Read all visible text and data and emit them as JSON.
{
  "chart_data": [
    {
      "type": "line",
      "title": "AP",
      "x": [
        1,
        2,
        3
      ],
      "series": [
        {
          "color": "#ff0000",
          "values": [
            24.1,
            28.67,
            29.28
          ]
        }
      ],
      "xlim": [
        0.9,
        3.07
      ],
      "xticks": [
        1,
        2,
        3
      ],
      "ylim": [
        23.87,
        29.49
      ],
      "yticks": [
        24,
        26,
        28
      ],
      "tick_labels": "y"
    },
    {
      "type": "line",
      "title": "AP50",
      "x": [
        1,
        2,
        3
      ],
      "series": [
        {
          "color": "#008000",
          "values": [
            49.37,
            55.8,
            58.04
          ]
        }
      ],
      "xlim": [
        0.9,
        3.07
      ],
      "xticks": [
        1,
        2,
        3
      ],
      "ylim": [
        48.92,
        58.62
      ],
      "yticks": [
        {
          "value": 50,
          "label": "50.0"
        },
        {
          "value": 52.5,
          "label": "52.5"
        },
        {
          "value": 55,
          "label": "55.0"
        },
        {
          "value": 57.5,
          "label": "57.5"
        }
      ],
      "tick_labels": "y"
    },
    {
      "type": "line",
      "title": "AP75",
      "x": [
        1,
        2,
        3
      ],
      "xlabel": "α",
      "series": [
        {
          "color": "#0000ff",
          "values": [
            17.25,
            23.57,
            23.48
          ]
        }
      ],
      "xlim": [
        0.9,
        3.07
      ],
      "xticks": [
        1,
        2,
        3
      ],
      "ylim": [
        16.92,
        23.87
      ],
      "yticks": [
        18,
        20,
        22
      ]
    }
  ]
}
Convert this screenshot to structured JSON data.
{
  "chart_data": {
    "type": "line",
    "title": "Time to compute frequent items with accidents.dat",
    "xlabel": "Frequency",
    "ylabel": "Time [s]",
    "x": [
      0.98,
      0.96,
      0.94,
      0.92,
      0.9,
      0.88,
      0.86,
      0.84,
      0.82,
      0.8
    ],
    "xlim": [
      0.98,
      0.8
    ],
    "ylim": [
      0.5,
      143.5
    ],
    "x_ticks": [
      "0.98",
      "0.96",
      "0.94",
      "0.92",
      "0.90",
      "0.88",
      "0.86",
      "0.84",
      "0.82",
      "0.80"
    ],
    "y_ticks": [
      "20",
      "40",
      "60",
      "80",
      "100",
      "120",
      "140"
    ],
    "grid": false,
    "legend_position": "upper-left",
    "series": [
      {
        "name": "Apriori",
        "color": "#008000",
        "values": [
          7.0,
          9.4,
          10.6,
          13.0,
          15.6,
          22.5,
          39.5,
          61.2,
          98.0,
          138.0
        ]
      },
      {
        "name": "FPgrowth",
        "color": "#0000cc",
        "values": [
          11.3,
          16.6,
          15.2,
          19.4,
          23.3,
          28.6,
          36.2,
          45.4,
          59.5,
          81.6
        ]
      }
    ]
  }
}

══════

#### SET EXERCISE
Answer with one number: how many lines in the listing hold "JSON".

#### THE RESPONSE
2